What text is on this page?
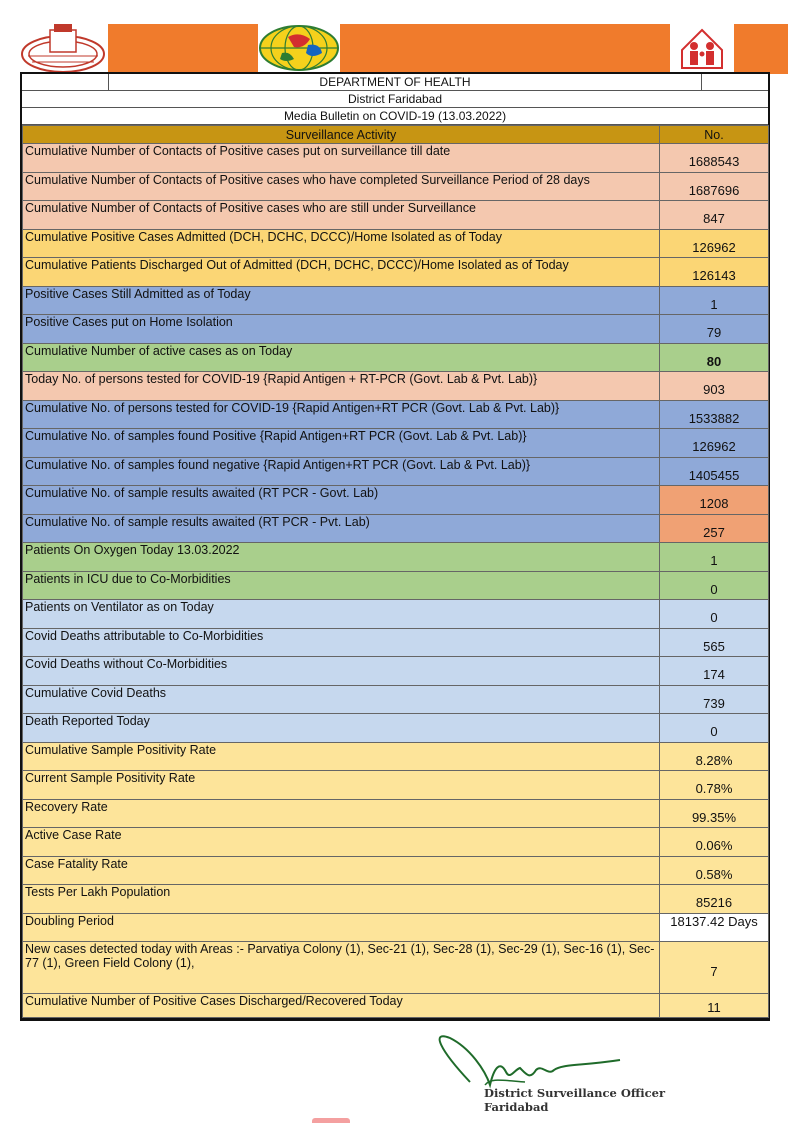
DEPARTMENT OF HEALTH
District Faridabad
Media Bulletin on COVID-19 (13.03.2022)
Surveillance Activity	No.
Cumulative Number of Contacts of Positive cases put on surveillance till date	1688543
Cumulative Number of Contacts of Positive cases who have completed Surveillance Period of 28 days	1687696
Cumulative Number of Contacts of Positive cases who are still under Surveillance	847
Cumulative Positive Cases Admitted (DCH, DCHC, DCCC)/Home Isolated as of Today	126962
Cumulative Patients Discharged Out of Admitted (DCH, DCHC, DCCC)/Home Isolated as of Today	126143
Positive Cases Still Admitted as of Today	1
Positive Cases put on Home Isolation	79
Cumulative Number of active cases as on Today	80
Today No. of persons tested for COVID-19 {Rapid Antigen + RT-PCR (Govt. Lab & Pvt. Lab)}	903
Cumulative No. of persons tested for COVID-19 {Rapid Antigen+RT PCR (Govt. Lab & Pvt. Lab)}	1533882
Cumulative No. of samples found Positive {Rapid Antigen+RT PCR (Govt. Lab & Pvt. Lab)}	126962
Cumulative No. of samples found negative {Rapid Antigen+RT PCR (Govt. Lab & Pvt. Lab)}	1405455
Cumulative No. of sample results awaited (RT PCR - Govt. Lab)	1208
Cumulative No. of sample results awaited (RT PCR - Pvt. Lab)	257
Patients On Oxygen Today 13.03.2022	1
Patients in ICU due to Co-Morbidities	0
Patients on Ventilator as on Today	0
Covid Deaths attributable to Co-Morbidities	565
Covid Deaths without Co-Morbidities	174
Cumulative Covid Deaths	739
Death Reported Today	0
Cumulative Sample Positivity Rate	8.28%
Current Sample Positivity Rate	0.78%
Recovery Rate	99.35%
Active Case Rate	0.06%
Case Fatality Rate	0.58%
Tests Per Lakh Population	85216
Doubling Period	18137.42 Days
New cases detected today with Areas :- Parvatiya Colony (1), Sec-21 (1), Sec-28 (1), Sec-29 (1), Sec-16 (1), Sec-77 (1), Green Field Colony (1),	7
Cumulative Number of Positive Cases Discharged/Recovered Today	11
District Surveillance Officer
Faridabad
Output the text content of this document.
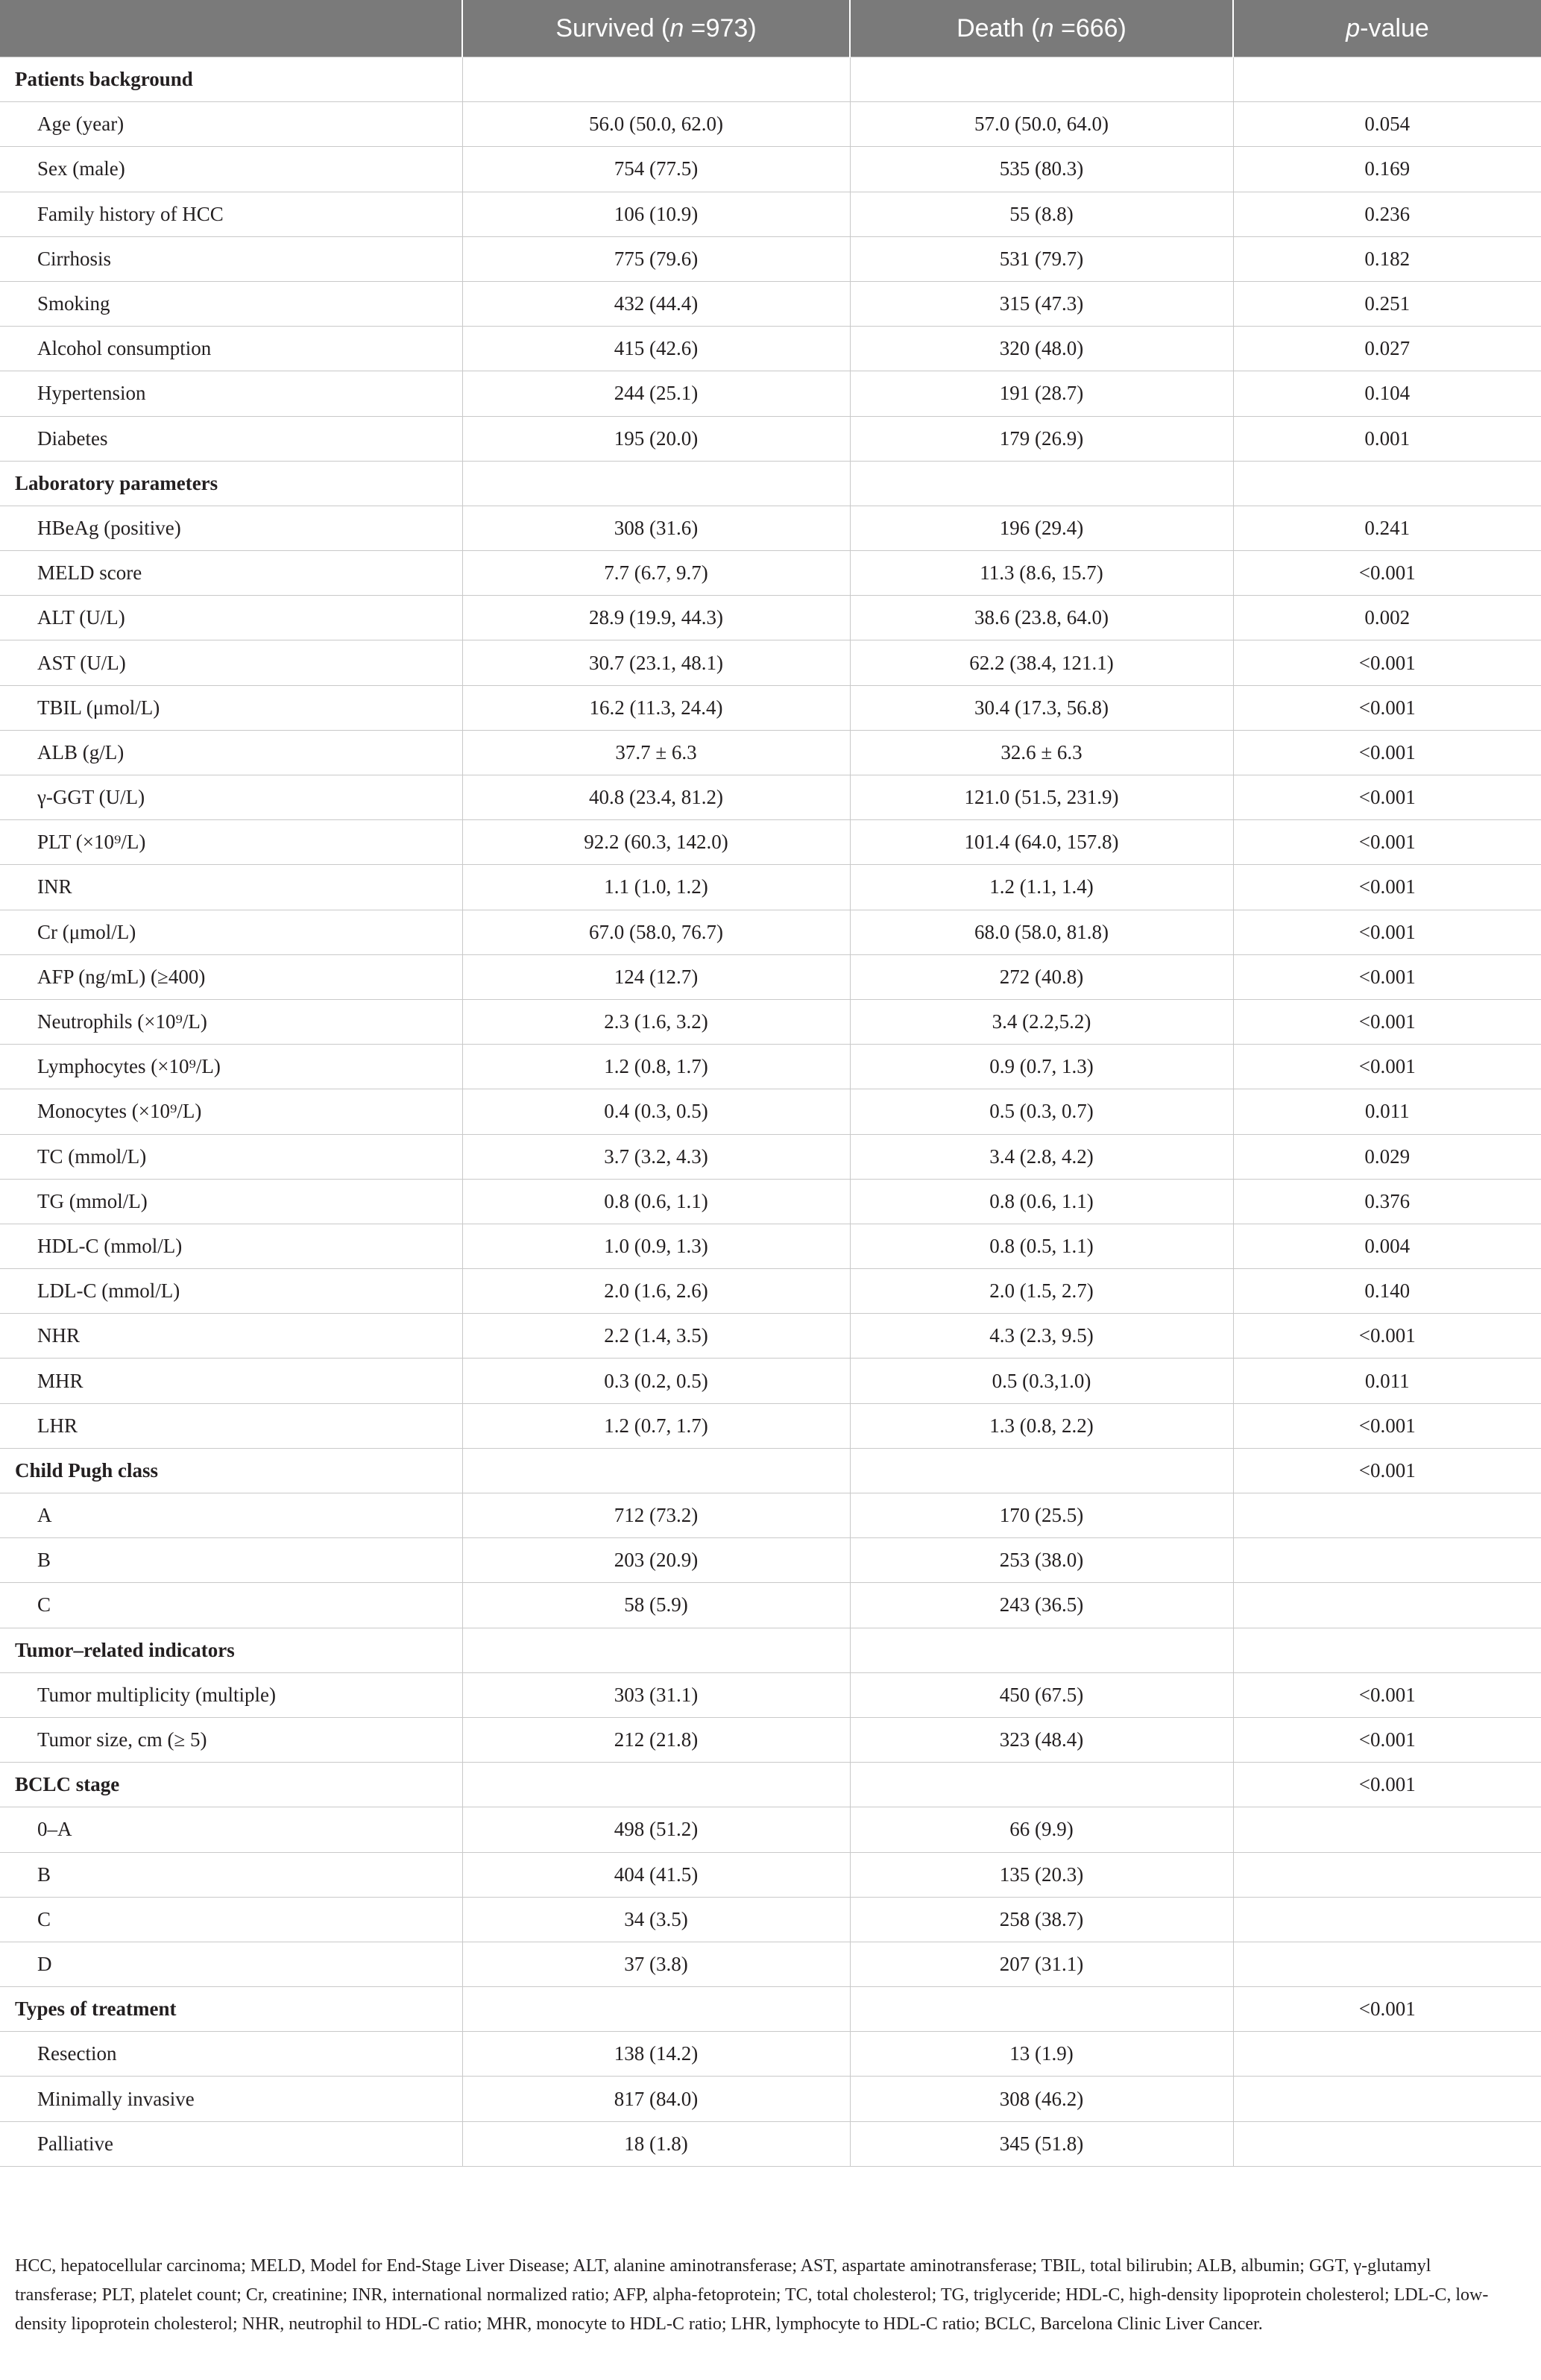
	Survived (n =973)	Death (n =666)	p-value
Patients background			
Age (year)	56.0 (50.0, 62.0)	57.0 (50.0, 64.0)	0.054
Sex (male)	754 (77.5)	535 (80.3)	0.169
Family history of HCC	106 (10.9)	55 (8.8)	0.236
Cirrhosis	775 (79.6)	531 (79.7)	0.182
Smoking	432 (44.4)	315 (47.3)	0.251
Alcohol consumption	415 (42.6)	320 (48.0)	0.027
Hypertension	244 (25.1)	191 (28.7)	0.104
Diabetes	195 (20.0)	179 (26.9)	0.001
Laboratory parameters			
HBeAg (positive)	308 (31.6)	196 (29.4)	0.241
MELD score	7.7 (6.7, 9.7)	11.3 (8.6, 15.7)	<0.001
ALT (U/L)	28.9 (19.9, 44.3)	38.6 (23.8, 64.0)	0.002
AST (U/L)	30.7 (23.1, 48.1)	62.2 (38.4, 121.1)	<0.001
TBIL (μmol/L)	16.2 (11.3, 24.4)	30.4 (17.3, 56.8)	<0.001
ALB (g/L)	37.7 ± 6.3	32.6 ± 6.3	<0.001
γ-GGT (U/L)	40.8 (23.4, 81.2)	121.0 (51.5, 231.9)	<0.001
PLT (×10⁹/L)	92.2 (60.3, 142.0)	101.4 (64.0, 157.8)	<0.001
INR	1.1 (1.0, 1.2)	1.2 (1.1, 1.4)	<0.001
Cr (μmol/L)	67.0 (58.0, 76.7)	68.0 (58.0, 81.8)	<0.001
AFP (ng/mL) (≥400)	124 (12.7)	272 (40.8)	<0.001
Neutrophils (×10⁹/L)	2.3 (1.6, 3.2)	3.4 (2.2,5.2)	<0.001
Lymphocytes (×10⁹/L)	1.2 (0.8, 1.7)	0.9 (0.7, 1.3)	<0.001
Monocytes (×10⁹/L)	0.4 (0.3, 0.5)	0.5 (0.3, 0.7)	0.011
TC (mmol/L)	3.7 (3.2, 4.3)	3.4 (2.8, 4.2)	0.029
TG (mmol/L)	0.8 (0.6, 1.1)	0.8 (0.6, 1.1)	0.376
HDL-C (mmol/L)	1.0 (0.9, 1.3)	0.8 (0.5, 1.1)	0.004
LDL-C (mmol/L)	2.0 (1.6, 2.6)	2.0 (1.5, 2.7)	0.140
NHR	2.2 (1.4, 3.5)	4.3 (2.3, 9.5)	<0.001
MHR	0.3 (0.2, 0.5)	0.5 (0.3,1.0)	0.011
LHR	1.2 (0.7, 1.7)	1.3 (0.8, 2.2)	<0.001
Child Pugh class			<0.001
A	712 (73.2)	170 (25.5)	
B	203 (20.9)	253 (38.0)	
C	58 (5.9)	243 (36.5)	
Tumor–related indicators			
Tumor multiplicity (multiple)	303 (31.1)	450 (67.5)	<0.001
Tumor size, cm (≥ 5)	212 (21.8)	323 (48.4)	<0.001
BCLC stage			<0.001
0–A	498 (51.2)	66 (9.9)	
B	404 (41.5)	135 (20.3)	
C	34 (3.5)	258 (38.7)	
D	37 (3.8)	207 (31.1)	
Types of treatment			<0.001
Resection	138 (14.2)	13 (1.9)	
Minimally invasive	817 (84.0)	308 (46.2)	
Palliative	18 (1.8)	345 (51.8)	
HCC, hepatocellular carcinoma; MELD, Model for End-Stage Liver Disease; ALT, alanine aminotransferase; AST, aspartate aminotransferase; TBIL, total bilirubin; ALB, albumin; GGT, γ-glutamyl transferase; PLT, platelet count; Cr, creatinine; INR, international normalized ratio; AFP, alpha-fetoprotein; TC, total cholesterol; TG, triglyceride; HDL-C, high-density lipoprotein cholesterol; LDL-C, low-density lipoprotein cholesterol; NHR, neutrophil to HDL-C ratio; MHR, monocyte to HDL-C ratio; LHR, lymphocyte to HDL-C ratio; BCLC, Barcelona Clinic Liver Cancer.
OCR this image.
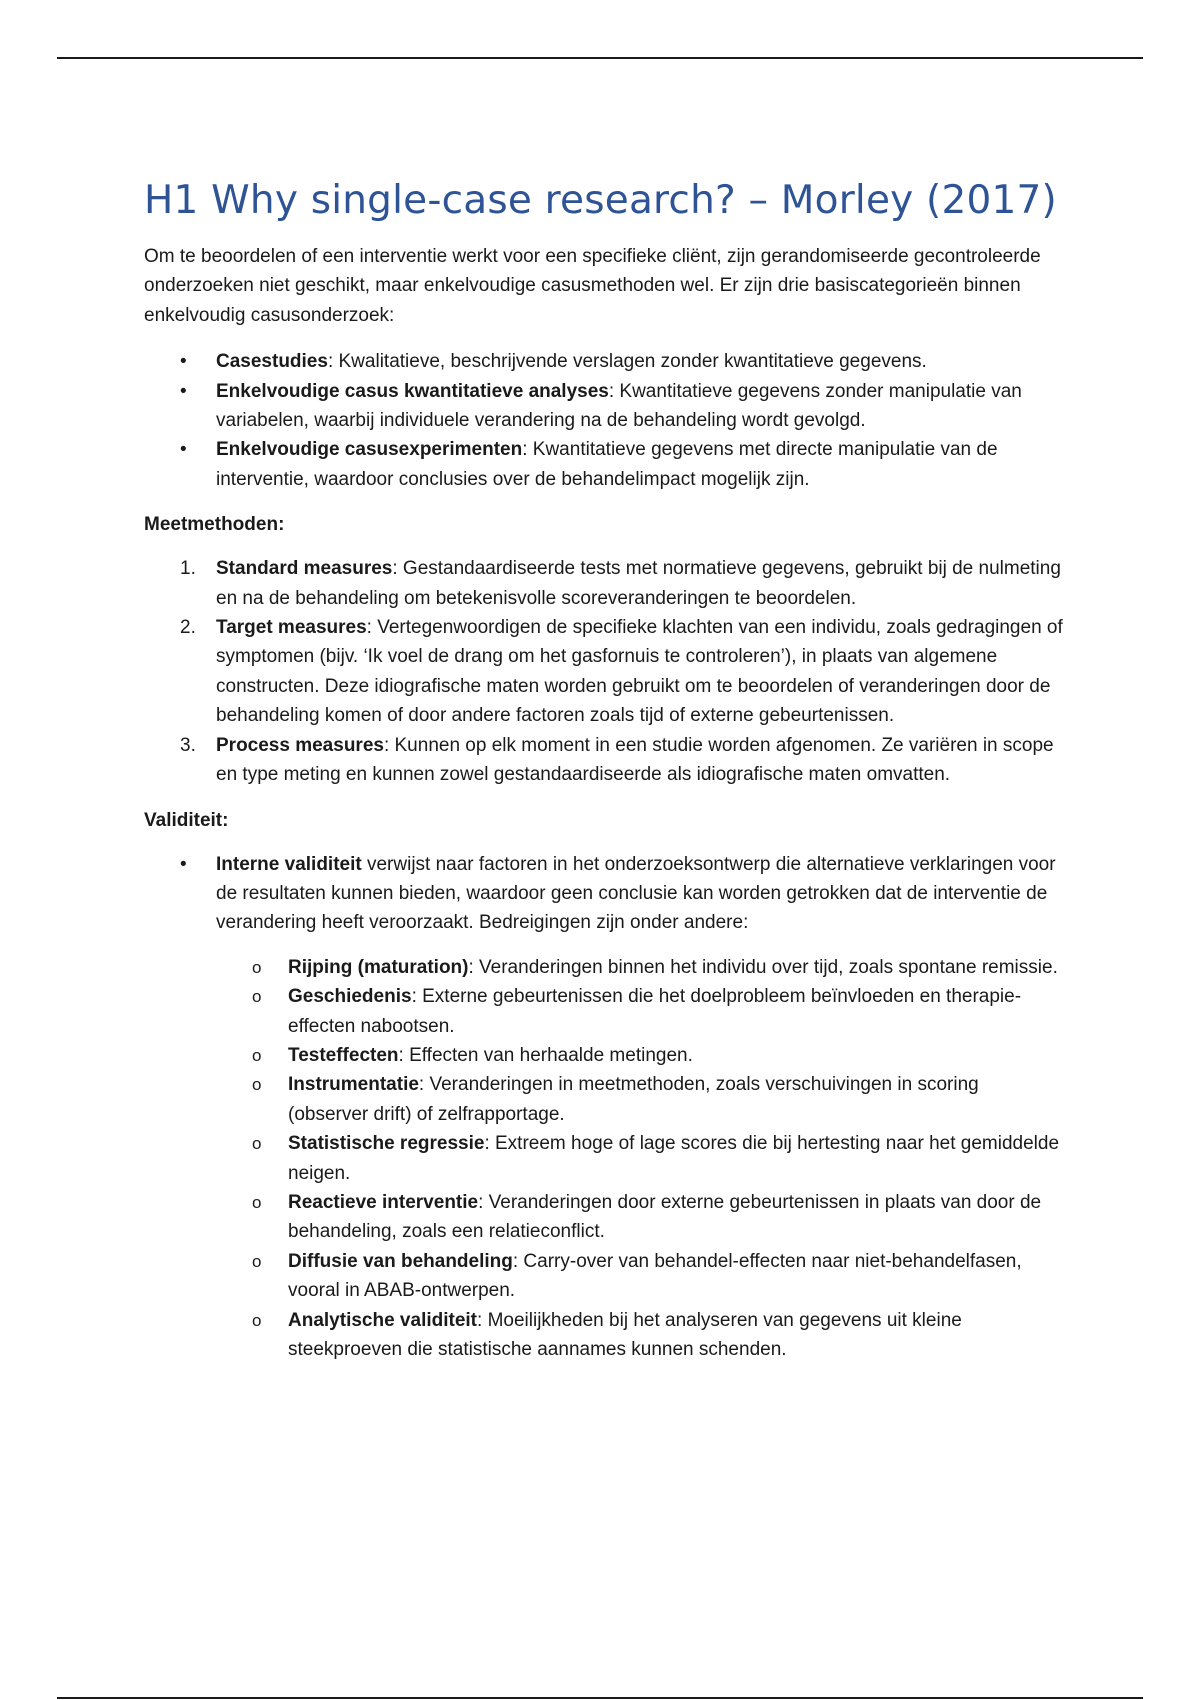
H1 Why single-case research? – Morley (2017)

Om te beoordelen of een interventie werkt voor een specifieke cliënt, zijn gerandomiseerde gecontroleerde onderzoeken niet geschikt, maar enkelvoudige casusmethoden wel. Er zijn drie basiscategorieën binnen enkelvoudig casusonderzoek:

•	Casestudies: Kwalitatieve, beschrijvende verslagen zonder kwantitatieve gegevens.
•	Enkelvoudige casus kwantitatieve analyses: Kwantitatieve gegevens zonder manipulatie van variabelen, waarbij individuele verandering na de behandeling wordt gevolgd.
•	Enkelvoudige casusexperimenten: Kwantitatieve gegevens met directe manipulatie van de interventie, waardoor conclusies over de behandelimpact mogelijk zijn.

Meetmethoden:

1.	Standard measures: Gestandaardiseerde tests met normatieve gegevens, gebruikt bij de nulmeting en na de behandeling om betekenisvolle scoreveranderingen te beoordelen.
2.	Target measures: Vertegenwoordigen de specifieke klachten van een individu, zoals gedragingen of symptomen (bijv. ‘Ik voel de drang om het gasfornuis te controleren’), in plaats van algemene constructen. Deze idiografische maten worden gebruikt om te beoordelen of veranderingen door de behandeling komen of door andere factoren zoals tijd of externe gebeurtenissen.
3.	Process measures: Kunnen op elk moment in een studie worden afgenomen. Ze variëren in scope en type meting en kunnen zowel gestandaardiseerde als idiografische maten omvatten.

Validiteit:

•	Interne validiteit verwijst naar factoren in het onderzoeksontwerp die alternatieve verklaringen voor de resultaten kunnen bieden, waardoor geen conclusie kan worden getrokken dat de interventie de verandering heeft veroorzaakt. Bedreigingen zijn onder andere:
o	Rijping (maturation): Veranderingen binnen het individu over tijd, zoals spontane remissie.
o	Geschiedenis: Externe gebeurtenissen die het doelprobleem beïnvloeden en therapie-effecten nabootsen.
o	Testeffecten: Effecten van herhaalde metingen.
o	Instrumentatie: Veranderingen in meetmethoden, zoals verschuivingen in scoring (observer drift) of zelfrapportage.
o	Statistische regressie: Extreem hoge of lage scores die bij hertesting naar het gemiddelde neigen.
o	Reactieve interventie: Veranderingen door externe gebeurtenissen in plaats van door de behandeling, zoals een relatieconflict.
o	Diffusie van behandeling: Carry-over van behandel-effecten naar niet-behandelfasen, vooral in ABAB-ontwerpen.
o	Analytische validiteit: Moeilijkheden bij het analyseren van gegevens uit kleine steekproeven die statistische aannames kunnen schenden.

________

● Task goal
Copy each line of the data that includes the word "Antigen".

● Written answer
Today No. of persons tested for COVID-19 {Rapid Antigen + RT-PCR (Govt. Lab & Pvt. Lab)}	903
Cumulative No. of persons tested for COVID-19 {Rapid Antigen+RT PCR (Govt. Lab & Pvt. Lab)}	1533882
Cumulative No. of samples found Positive {Rapid Antigen+RT PCR (Govt. Lab & Pvt. Lab)}	126962
Cumulative No. of samples found negative {Rapid Antigen+RT PCR (Govt. Lab & Pvt. Lab)}	1405455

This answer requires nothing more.